* [PROBLEM STATEMENT]:
Look at the entries below and reproduce them exactly.
>> begin DATASET RECORDS
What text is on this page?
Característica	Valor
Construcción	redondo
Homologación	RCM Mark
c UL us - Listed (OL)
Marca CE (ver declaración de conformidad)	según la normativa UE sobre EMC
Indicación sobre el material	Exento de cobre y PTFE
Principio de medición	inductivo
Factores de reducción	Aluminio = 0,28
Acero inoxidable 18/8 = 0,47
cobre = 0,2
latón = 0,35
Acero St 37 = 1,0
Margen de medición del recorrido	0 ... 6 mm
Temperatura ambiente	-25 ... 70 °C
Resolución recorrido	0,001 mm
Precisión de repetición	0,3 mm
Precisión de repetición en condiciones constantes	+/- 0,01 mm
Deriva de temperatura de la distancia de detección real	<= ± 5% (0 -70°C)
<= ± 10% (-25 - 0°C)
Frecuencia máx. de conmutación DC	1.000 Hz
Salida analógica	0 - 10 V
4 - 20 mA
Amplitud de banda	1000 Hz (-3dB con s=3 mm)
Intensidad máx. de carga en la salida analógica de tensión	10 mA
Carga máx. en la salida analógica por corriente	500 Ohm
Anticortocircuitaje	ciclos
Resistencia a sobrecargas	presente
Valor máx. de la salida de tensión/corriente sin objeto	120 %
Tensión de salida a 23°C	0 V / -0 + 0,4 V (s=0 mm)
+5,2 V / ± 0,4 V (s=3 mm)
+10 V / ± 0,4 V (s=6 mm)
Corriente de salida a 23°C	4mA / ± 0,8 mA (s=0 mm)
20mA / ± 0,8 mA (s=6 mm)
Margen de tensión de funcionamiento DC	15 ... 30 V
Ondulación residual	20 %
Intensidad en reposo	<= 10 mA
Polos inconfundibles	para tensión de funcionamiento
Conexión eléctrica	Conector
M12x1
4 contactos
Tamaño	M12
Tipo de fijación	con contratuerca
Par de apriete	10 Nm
>> end DATASET RECORDS
* [TASK SOLUTION]:
What text is on this page?
Característica	Valor
Construcción	redondo
Homologación	RCM Mark
c UL us - Listed (OL)
Marca CE (ver declaración de conformidad)	según la normativa UE sobre EMC
Indicación sobre el material	Exento de cobre y PTFE
Principio de medición	inductivo
Factores de reducción	Aluminio = 0,28
Acero inoxidable 18/8 = 0,47
cobre = 0,2
latón = 0,35
Acero St 37 = 1,0
Margen de medición del recorrido	0 ... 6 mm
Temperatura ambiente	-25 ... 70 °C
Resolución recorrido	0,001 mm
Precisión de repetición	0,3 mm
Precisión de repetición en condiciones constantes	+/- 0,01 mm
Deriva de temperatura de la distancia de detección real	<= ± 5% (0 -70°C)
<= ± 10% (-25 - 0°C)
Frecuencia máx. de conmutación DC	1.000 Hz
Salida analógica	0 - 10 V
4 - 20 mA
Amplitud de banda	1000 Hz (-3dB con s=3 mm)
Intensidad máx. de carga en la salida analógica de tensión	10 mA
Carga máx. en la salida analógica por corriente	500 Ohm
Anticortocircuitaje	ciclos
Resistencia a sobrecargas	presente
Valor máx. de la salida de tensión/corriente sin objeto	120 %
Tensión de salida a 23°C	0 V / -0 + 0,4 V (s=0 mm)
+5,2 V / ± 0,4 V (s=3 mm)
+10 V / ± 0,4 V (s=6 mm)
Corriente de salida a 23°C	4mA / ± 0,8 mA (s=0 mm)
20mA / ± 0,8 mA (s=6 mm)
Margen de tensión de funcionamiento DC	15 ... 30 V
Ondulación residual	20 %
Intensidad en reposo	<= 10 mA
Polos inconfundibles	para tensión de funcionamiento
Conexión eléctrica	Conector
M12x1
4 contactos
Tamaño	M12
Tipo de fijación	con contratuerca
Par de apriete	10 Nm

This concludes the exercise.